EXERCISE TASK
Emit the entire listing verbatim.

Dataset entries
— BEGIN —

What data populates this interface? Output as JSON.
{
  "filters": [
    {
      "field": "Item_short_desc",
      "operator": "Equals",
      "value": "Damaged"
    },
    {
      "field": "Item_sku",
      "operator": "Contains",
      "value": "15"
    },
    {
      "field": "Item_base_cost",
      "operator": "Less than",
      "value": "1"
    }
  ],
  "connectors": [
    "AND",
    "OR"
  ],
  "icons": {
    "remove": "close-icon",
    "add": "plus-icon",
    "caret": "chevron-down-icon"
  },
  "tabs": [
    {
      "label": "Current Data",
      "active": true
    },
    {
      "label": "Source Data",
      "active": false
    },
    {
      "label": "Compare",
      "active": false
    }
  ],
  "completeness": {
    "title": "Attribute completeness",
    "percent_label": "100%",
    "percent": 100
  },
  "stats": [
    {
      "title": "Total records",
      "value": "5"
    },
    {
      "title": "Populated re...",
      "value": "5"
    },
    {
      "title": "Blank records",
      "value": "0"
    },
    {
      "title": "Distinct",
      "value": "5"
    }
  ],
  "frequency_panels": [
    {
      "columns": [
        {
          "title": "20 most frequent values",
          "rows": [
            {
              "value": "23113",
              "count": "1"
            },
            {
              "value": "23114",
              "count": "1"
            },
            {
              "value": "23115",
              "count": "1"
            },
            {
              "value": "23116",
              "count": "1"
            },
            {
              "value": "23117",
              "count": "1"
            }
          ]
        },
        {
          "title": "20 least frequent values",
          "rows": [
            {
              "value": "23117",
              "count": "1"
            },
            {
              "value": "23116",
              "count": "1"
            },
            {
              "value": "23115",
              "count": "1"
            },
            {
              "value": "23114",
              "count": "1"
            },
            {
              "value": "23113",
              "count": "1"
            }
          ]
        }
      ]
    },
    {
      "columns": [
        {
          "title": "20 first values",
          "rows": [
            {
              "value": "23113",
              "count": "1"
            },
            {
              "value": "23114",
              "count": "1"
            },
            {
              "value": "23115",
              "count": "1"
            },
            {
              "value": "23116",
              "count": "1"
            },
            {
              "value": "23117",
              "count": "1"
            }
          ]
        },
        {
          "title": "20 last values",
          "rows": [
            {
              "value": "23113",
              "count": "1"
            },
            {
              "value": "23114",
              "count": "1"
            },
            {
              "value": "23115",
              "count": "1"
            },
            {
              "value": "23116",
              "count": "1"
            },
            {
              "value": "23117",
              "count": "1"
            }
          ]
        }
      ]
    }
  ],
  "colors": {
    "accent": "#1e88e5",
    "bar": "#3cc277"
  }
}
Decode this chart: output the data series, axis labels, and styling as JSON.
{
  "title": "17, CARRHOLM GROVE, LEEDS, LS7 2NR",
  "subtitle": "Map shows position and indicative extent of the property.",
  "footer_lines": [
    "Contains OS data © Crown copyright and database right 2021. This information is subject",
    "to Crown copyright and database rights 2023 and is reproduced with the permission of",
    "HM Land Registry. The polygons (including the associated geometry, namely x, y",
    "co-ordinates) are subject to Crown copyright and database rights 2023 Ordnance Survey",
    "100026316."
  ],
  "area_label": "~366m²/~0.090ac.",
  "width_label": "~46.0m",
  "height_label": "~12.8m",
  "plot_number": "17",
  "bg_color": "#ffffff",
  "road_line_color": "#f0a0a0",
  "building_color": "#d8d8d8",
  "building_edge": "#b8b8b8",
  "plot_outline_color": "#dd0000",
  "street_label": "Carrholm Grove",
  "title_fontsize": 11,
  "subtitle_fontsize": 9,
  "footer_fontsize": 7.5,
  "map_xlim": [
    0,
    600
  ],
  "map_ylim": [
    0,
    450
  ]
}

— END —

SOLUTION TO THE EXERCISE
What data populates this interface? Output as JSON.
{
  "filters": [
    {
      "field": "Item_short_desc",
      "operator": "Equals",
      "value": "Damaged"
    },
    {
      "field": "Item_sku",
      "operator": "Contains",
      "value": "15"
    },
    {
      "field": "Item_base_cost",
      "operator": "Less than",
      "value": "1"
    }
  ],
  "connectors": [
    "AND",
    "OR"
  ],
  "icons": {
    "remove": "close-icon",
    "add": "plus-icon",
    "caret": "chevron-down-icon"
  },
  "tabs": [
    {
      "label": "Current Data",
      "active": true
    },
    {
      "label": "Source Data",
      "active": false
    },
    {
      "label": "Compare",
      "active": false
    }
  ],
  "completeness": {
    "title": "Attribute completeness",
    "percent_label": "100%",
    "percent": 100
  },
  "stats": [
    {
      "title": "Total records",
      "value": "5"
    },
    {
      "title": "Populated re...",
      "value": "5"
    },
    {
      "title": "Blank records",
      "value": "0"
    },
    {
      "title": "Distinct",
      "value": "5"
    }
  ],
  "frequency_panels": [
    {
      "columns": [
        {
          "title": "20 most frequent values",
          "rows": [
            {
              "value": "23113",
              "count": "1"
            },
            {
              "value": "23114",
              "count": "1"
            },
            {
              "value": "23115",
              "count": "1"
            },
            {
              "value": "23116",
              "count": "1"
            },
            {
              "value": "23117",
              "count": "1"
            }
          ]
        },
        {
          "title": "20 least frequent values",
          "rows": [
            {
              "value": "23117",
              "count": "1"
            },
            {
              "value": "23116",
              "count": "1"
            },
            {
              "value": "23115",
              "count": "1"
            },
            {
              "value": "23114",
              "count": "1"
            },
            {
              "value": "23113",
              "count": "1"
            }
          ]
        }
      ]
    },
    {
      "columns": [
        {
          "title": "20 first values",
          "rows": [
            {
              "value": "23113",
              "count": "1"
            },
            {
              "value": "23114",
              "count": "1"
            },
            {
              "value": "23115",
              "count": "1"
            },
            {
              "value": "23116",
              "count": "1"
            },
            {
              "value": "23117",
              "count": "1"
            }
          ]
        },
        {
          "title": "20 last values",
          "rows": [
            {
              "value": "23113",
              "count": "1"
            },
            {
              "value": "23114",
              "count": "1"
            },
            {
              "value": "23115",
              "count": "1"
            },
            {
              "value": "23116",
              "count": "1"
            },
            {
              "value": "23117",
              "count": "1"
            }
          ]
        }
      ]
    }
  ],
  "colors": {
    "accent": "#1e88e5",
    "bar": "#3cc277"
  }
}
Decode this chart: output the data series, axis labels, and styling as JSON.
{
  "title": "17, CARRHOLM GROVE, LEEDS, LS7 2NR",
  "subtitle": "Map shows position and indicative extent of the property.",
  "footer_lines": [
    "Contains OS data © Crown copyright and database right 2021. This information is subject",
    "to Crown copyright and database rights 2023 and is reproduced with the permission of",
    "HM Land Registry. The polygons (including the associated geometry, namely x, y",
    "co-ordinates) are subject to Crown copyright and database rights 2023 Ordnance Survey",
    "100026316."
  ],
  "area_label": "~366m²/~0.090ac.",
  "width_label": "~46.0m",
  "height_label": "~12.8m",
  "plot_number": "17",
  "bg_color": "#ffffff",
  "road_line_color": "#f0a0a0",
  "building_color": "#d8d8d8",
  "building_edge": "#b8b8b8",
  "plot_outline_color": "#dd0000",
  "street_label": "Carrholm Grove",
  "title_fontsize": 11,
  "subtitle_fontsize": 9,
  "footer_fontsize": 7.5,
  "map_xlim": [
    0,
    600
  ],
  "map_ylim": [
    0,
    450
  ]
}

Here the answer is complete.